Entries from a dataset
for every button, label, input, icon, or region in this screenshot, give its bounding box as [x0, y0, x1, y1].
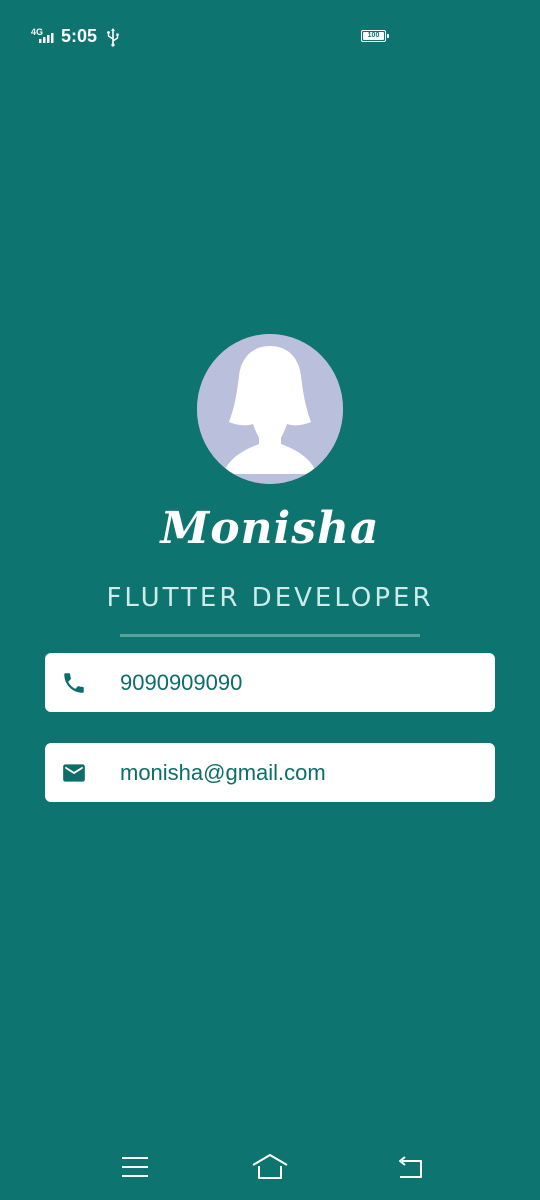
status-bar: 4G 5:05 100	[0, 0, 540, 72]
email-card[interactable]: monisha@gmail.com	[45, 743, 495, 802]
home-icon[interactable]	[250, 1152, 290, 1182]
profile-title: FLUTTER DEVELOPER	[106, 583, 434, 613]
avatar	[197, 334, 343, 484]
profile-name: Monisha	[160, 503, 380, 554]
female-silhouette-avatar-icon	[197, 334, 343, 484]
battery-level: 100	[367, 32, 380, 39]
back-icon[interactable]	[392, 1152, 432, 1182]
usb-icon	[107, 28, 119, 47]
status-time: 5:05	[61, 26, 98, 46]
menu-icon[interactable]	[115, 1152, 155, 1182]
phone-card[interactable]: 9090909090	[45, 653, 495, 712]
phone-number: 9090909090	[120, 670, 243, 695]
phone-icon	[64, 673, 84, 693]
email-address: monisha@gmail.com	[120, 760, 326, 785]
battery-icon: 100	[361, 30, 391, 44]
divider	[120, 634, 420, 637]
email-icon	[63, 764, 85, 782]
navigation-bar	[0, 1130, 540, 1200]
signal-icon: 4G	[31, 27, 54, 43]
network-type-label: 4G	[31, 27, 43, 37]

[Aim]: Rewrite the records above, replacing "interactable" with "clickable" wherever it occurs and leaving everything else unchanged. Omit the pictures from your answer.

[The answer]:
for every button, label, input, icon, or region in this screenshot, give its bounding box as [x0, y0, x1, y1].
status-bar: 4G 5:05 100	[0, 0, 540, 72]
email-card[clickable]: monisha@gmail.com	[45, 743, 495, 802]
home-icon[clickable]	[250, 1152, 290, 1182]
profile-title: FLUTTER DEVELOPER	[106, 583, 434, 613]
avatar	[197, 334, 343, 484]
profile-name: Monisha	[160, 503, 380, 554]
female-silhouette-avatar-icon	[197, 334, 343, 484]
battery-level: 100	[367, 32, 380, 39]
back-icon[clickable]	[392, 1152, 432, 1182]
usb-icon	[107, 28, 119, 47]
status-time: 5:05	[61, 26, 98, 46]
menu-icon[clickable]	[115, 1152, 155, 1182]
phone-card[clickable]: 9090909090	[45, 653, 495, 712]
phone-number: 9090909090	[120, 670, 243, 695]
phone-icon	[64, 673, 84, 693]
email-address: monisha@gmail.com	[120, 760, 326, 785]
battery-icon: 100	[361, 30, 391, 44]
divider	[120, 634, 420, 637]
email-icon	[63, 764, 85, 782]
navigation-bar	[0, 1130, 540, 1200]
signal-icon: 4G	[31, 27, 54, 43]
network-type-label: 4G	[31, 27, 43, 37]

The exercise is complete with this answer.